[Figure data in JSON]
───

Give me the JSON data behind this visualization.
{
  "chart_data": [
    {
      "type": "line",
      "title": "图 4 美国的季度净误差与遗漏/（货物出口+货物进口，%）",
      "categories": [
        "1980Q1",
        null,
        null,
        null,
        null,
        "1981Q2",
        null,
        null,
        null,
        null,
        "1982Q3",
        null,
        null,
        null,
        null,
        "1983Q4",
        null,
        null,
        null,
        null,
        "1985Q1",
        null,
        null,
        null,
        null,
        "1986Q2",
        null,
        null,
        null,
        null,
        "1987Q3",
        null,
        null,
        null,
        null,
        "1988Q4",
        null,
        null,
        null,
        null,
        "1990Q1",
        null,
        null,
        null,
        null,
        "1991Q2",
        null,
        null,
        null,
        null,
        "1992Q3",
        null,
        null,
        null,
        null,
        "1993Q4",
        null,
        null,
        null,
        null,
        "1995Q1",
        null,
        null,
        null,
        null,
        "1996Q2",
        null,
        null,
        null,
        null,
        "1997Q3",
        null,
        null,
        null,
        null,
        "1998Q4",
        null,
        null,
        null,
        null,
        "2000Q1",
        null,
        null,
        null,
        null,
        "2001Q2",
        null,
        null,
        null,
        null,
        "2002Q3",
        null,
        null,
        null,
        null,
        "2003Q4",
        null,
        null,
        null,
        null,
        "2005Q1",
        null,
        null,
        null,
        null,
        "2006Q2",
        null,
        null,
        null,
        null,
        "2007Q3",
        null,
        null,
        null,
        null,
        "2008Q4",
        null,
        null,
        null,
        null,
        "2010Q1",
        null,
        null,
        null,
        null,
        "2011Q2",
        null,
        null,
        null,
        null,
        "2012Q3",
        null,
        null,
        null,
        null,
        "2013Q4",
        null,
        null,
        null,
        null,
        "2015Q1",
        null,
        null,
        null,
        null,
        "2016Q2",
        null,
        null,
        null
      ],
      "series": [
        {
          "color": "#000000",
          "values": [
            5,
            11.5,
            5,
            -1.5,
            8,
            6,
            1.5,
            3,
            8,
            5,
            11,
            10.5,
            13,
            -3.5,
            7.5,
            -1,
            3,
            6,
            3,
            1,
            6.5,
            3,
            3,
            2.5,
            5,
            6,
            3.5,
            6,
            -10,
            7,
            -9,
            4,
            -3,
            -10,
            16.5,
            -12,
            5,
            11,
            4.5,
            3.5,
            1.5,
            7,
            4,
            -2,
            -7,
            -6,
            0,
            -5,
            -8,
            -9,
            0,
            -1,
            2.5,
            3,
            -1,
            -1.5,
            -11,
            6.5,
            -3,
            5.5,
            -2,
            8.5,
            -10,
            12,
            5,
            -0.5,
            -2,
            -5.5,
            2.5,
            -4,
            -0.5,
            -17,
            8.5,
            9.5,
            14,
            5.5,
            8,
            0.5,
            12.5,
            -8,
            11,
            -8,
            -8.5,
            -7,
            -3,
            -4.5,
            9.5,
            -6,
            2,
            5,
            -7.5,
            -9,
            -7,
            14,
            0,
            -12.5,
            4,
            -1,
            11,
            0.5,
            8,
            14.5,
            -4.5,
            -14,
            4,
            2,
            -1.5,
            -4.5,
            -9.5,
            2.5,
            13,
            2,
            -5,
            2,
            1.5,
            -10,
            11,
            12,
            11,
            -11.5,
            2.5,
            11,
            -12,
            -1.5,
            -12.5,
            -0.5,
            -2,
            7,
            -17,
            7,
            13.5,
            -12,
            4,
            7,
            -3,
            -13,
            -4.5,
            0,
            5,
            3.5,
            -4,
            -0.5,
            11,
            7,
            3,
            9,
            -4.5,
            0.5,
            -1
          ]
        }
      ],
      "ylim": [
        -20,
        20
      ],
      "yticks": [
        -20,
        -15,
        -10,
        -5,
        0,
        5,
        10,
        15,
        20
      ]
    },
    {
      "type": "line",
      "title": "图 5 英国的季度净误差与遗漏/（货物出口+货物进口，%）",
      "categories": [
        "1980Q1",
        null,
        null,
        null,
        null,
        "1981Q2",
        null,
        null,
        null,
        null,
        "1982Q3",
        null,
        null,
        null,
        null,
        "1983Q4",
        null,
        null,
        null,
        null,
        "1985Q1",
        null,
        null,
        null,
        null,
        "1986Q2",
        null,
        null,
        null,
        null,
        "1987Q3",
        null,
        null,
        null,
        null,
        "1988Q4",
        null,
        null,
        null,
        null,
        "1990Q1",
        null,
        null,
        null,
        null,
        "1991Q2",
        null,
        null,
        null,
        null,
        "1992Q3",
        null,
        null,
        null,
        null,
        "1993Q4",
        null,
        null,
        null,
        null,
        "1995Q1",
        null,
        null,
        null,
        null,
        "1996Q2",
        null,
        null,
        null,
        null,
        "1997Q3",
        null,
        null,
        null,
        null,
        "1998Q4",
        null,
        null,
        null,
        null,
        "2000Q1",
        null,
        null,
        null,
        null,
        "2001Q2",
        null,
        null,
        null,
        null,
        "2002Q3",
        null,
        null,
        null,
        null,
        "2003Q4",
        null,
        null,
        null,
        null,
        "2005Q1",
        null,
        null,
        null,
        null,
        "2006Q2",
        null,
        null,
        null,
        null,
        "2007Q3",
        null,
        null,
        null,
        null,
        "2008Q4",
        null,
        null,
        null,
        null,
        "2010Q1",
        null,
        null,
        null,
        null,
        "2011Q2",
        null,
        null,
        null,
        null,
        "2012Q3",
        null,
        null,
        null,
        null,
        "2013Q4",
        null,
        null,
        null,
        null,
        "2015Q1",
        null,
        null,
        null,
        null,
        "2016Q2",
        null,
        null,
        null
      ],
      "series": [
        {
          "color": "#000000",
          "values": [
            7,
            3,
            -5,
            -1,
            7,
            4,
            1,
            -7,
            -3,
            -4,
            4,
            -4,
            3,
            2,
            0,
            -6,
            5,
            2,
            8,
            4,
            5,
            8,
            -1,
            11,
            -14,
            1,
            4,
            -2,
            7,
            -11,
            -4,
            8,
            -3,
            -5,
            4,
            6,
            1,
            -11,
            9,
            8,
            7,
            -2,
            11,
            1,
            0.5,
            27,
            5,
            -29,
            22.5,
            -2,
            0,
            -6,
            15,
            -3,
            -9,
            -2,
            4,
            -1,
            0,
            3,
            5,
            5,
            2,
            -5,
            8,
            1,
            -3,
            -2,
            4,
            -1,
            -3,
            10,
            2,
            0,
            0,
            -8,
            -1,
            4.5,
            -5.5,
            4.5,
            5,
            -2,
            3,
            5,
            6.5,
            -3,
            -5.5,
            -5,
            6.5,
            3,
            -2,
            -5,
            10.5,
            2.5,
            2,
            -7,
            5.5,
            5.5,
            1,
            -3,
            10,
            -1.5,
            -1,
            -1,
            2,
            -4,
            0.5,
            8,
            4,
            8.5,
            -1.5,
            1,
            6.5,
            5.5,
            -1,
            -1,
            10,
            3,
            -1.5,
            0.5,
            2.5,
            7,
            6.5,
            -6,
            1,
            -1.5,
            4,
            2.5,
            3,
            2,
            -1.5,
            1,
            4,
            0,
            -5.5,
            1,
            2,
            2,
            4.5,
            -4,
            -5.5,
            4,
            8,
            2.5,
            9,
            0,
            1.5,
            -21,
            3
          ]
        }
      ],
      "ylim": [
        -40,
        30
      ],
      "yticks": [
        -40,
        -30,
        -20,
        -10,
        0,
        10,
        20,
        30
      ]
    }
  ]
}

───

» TASK GOAL
Select every line in the material above where the string "货物出口" occurs, and copy it.

» RESPONSE TO THIS EXERCISE
      "title": "图 4 美国的季度净误差与遗漏/（货物出口+货物进口，%）",
      "title": "图 5 英国的季度净误差与遗漏/（货物出口+货物进口，%）",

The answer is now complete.